**WORK TO DO:**
a – According to the naming FAQ, who wrote Linux, and under what circumstances?
b – Using the reasons the naming FAQ gives, explain why "GNU" is placed before "Linux" in the name.
c – List every way of expressing the combination of GNU and Linux that the naming FAQ mentions.

**DOCUMENT EXTRACT:**
━━━
Why do you write “GNU/Linux” instead of “GNU Linux”?
Following the rules of English, in the construction “GNU Linux” the word “GNU” modifies “Linux”. This can mean either “GNU's version of Linux” or “Linux, which is a GNU package.” Neither of those meanings fits the situation at hand.

Linux is not a GNU package; that is, it wasn't developed under the GNU Project's aegis or contributed specifically to the GNU Project. Linus Torvalds wrote Linux independently, as his own project. So the “Linux, which is a GNU package” meaning is not right.

We're not talking about a distinct GNU version of Linux, the kernel. The GNU Project does not have a separate version of Linux. GNU/Linux systems don't use a different version of Linux; the main use of Linux is in these systems, and the standard version of Linux is developed for them. So “GNU's version of Linux” is not right either.

We're talking about a version of GNU, the operating system, distinguished by having Linux as the kernel. A slash fits the situation because it means “combination.” (Think of “Input/Output”.) This system is the combination of GNU and Linux; hence, “GNU/Linux”.

There are other ways to express “combination”. If you think that a plus-sign is clearer, please use that. In French, a dash is clear: “GNU-Linux”. In Spanish, we sometimes say “GNU con Linux”.

Why “GNU/Linux” rather than “Linux/GNU”?
It is right and proper to mention the principal contribution first. The GNU contribution to the system is not only bigger than Linux and prior to Linux, we actually started the whole activity.

However, if you prefer to call the system “Linux/GNU”, that is a lot better than what people usually do, which is to omit GNU entirely and make it seem that the whole system is Linux.

My distro is called “Foobar Linux”; doesn't that show it's really Linux?

It means that the people who make the “Foobar Linux” distro are repeating the common mistake.

My distro's official name is “Foobar Linux”; isn't it wrong to call the distro anything but “Linux”?

If it's allowed for them to change “GNU” to “Foobar Linux”, it's allowed for you to change it back and call the distro “Foobar GNU/Linux”. It can't be more wrong to correct the mistake than it was to make the mistake.

Wouldn't it be more effective to ask companies such as Mandrake, Red Hat and IBM to call their distributions “GNU/Linux” rather than asking individuals?
It isn't a choice of one or the other—we ask companies and organizations and individuals to help spread the word. In fact, we have asked all three of those companies. Mandrake uses the term “GNU/Linux” some of the time, but IBM and Red Hat were unwilling to help. One executive said, “This is a pure commercial decision; we expect to make more money calling it `Linux'.” In other words, that company did not care what was right.
━━━
**DATA ROWS:**

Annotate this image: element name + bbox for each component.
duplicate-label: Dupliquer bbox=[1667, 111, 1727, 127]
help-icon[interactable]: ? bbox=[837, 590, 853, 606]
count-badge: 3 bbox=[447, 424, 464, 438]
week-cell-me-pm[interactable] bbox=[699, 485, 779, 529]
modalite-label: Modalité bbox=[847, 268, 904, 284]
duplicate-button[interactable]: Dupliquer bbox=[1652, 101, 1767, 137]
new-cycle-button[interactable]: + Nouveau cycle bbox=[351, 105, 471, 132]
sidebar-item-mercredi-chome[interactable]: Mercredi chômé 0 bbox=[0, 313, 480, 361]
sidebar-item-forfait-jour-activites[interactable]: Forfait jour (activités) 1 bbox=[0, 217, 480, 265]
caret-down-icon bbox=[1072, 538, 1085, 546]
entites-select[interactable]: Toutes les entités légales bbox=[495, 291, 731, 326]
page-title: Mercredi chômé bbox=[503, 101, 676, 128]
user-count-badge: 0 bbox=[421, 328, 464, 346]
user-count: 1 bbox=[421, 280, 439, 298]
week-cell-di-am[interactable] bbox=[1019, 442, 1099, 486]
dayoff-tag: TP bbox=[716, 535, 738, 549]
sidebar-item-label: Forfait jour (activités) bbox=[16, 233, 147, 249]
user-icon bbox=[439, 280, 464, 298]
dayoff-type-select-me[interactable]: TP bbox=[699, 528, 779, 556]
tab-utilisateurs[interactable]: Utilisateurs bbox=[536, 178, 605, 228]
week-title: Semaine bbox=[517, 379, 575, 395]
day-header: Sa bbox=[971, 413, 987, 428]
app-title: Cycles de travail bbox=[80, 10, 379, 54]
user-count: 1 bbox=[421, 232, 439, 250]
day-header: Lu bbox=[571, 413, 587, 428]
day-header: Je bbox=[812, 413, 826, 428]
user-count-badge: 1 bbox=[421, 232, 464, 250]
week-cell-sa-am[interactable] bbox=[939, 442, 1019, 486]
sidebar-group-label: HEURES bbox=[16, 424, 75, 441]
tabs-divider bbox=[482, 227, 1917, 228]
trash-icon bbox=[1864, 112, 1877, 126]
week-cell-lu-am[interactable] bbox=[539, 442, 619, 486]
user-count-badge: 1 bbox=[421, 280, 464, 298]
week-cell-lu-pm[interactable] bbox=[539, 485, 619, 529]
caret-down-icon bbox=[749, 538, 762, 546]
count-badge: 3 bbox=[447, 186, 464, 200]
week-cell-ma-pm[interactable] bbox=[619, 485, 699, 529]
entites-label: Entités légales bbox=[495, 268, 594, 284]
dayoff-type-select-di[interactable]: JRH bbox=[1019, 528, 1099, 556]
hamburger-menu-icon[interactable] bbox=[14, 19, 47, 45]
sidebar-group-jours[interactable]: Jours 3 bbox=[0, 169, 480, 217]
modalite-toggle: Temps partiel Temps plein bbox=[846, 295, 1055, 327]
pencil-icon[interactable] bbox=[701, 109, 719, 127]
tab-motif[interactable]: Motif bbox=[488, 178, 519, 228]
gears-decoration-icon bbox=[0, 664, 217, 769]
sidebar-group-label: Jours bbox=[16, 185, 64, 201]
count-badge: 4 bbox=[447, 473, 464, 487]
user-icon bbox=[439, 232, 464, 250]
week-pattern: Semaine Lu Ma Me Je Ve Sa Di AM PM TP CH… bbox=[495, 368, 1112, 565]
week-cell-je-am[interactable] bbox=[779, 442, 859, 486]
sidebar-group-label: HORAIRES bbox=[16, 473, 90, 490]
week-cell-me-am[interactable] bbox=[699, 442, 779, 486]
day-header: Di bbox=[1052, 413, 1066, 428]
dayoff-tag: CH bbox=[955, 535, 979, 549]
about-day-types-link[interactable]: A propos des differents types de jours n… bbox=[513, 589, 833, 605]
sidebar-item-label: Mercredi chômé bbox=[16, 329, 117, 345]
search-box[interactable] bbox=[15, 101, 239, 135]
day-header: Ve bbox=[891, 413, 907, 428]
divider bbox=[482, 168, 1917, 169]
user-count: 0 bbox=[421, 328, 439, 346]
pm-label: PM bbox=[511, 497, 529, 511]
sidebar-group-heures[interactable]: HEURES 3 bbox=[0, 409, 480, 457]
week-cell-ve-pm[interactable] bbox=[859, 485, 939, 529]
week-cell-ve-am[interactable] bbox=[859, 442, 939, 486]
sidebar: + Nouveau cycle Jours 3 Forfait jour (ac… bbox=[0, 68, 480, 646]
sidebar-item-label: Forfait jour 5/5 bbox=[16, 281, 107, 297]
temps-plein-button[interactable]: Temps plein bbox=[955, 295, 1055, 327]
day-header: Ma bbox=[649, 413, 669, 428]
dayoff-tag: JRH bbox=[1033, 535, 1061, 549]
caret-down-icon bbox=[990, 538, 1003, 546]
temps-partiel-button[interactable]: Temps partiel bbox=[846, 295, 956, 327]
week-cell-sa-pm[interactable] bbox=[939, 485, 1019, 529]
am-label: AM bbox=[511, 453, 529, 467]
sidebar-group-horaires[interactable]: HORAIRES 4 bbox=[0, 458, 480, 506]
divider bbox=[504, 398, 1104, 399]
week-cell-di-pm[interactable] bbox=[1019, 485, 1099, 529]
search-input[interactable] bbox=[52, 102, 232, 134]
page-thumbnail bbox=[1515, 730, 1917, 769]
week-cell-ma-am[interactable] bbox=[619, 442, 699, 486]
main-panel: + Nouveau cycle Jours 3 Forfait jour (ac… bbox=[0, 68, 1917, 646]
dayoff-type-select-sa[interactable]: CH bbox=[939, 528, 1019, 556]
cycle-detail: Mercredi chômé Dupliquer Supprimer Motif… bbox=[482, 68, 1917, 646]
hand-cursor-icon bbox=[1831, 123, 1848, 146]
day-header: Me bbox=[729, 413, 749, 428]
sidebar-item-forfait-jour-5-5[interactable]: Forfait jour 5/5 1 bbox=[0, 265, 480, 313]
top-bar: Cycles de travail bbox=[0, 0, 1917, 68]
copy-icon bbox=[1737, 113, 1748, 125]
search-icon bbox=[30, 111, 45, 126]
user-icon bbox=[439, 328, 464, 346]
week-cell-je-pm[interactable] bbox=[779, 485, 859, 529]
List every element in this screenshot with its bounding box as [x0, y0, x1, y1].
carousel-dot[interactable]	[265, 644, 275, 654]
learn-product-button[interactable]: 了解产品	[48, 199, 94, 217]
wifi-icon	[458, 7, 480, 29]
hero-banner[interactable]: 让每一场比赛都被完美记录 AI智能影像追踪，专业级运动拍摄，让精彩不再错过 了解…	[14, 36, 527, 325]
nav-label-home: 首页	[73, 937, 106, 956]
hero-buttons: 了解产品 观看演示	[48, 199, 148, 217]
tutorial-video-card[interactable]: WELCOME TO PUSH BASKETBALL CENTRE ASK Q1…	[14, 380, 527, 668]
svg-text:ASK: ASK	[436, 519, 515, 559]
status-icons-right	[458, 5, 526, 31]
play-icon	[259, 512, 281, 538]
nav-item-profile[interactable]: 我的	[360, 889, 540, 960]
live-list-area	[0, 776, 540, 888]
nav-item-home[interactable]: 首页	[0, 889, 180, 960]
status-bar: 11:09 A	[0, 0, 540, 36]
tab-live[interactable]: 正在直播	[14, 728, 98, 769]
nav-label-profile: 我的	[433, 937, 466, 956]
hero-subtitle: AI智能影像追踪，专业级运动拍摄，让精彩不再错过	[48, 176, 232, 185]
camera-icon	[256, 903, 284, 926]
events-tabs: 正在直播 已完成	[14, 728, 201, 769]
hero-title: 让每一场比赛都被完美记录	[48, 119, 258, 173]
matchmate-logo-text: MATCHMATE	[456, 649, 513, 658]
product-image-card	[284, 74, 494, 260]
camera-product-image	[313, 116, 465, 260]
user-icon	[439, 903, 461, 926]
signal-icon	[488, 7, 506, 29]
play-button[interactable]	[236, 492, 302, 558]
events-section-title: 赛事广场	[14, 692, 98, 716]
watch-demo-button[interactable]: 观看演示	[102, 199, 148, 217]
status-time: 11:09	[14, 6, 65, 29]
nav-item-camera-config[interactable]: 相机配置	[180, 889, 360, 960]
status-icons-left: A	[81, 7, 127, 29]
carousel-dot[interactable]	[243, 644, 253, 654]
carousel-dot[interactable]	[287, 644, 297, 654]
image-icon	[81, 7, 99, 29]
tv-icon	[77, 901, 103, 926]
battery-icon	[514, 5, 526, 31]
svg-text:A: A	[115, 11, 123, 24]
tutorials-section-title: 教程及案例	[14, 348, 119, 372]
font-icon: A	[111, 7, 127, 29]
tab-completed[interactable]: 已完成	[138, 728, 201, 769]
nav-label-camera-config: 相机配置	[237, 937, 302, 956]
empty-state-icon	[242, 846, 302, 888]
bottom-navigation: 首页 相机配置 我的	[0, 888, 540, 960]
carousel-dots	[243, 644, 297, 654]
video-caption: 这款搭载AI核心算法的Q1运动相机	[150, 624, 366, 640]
━━━
**SOLUTIONS FOR EACH TASK:**
a – Linus Torvalds wrote Linux independently, as his own project.

b – It is right and proper to mention the principal contribution first. The GNU contribution to the system is bigger than Linux and came before it, and the GNU Project started the whole activity.

c –
- A slash: "GNU/Linux"
- A plus-sign
- A dash, as in French: "GNU-Linux"
- The Spanish phrase "GNU con Linux"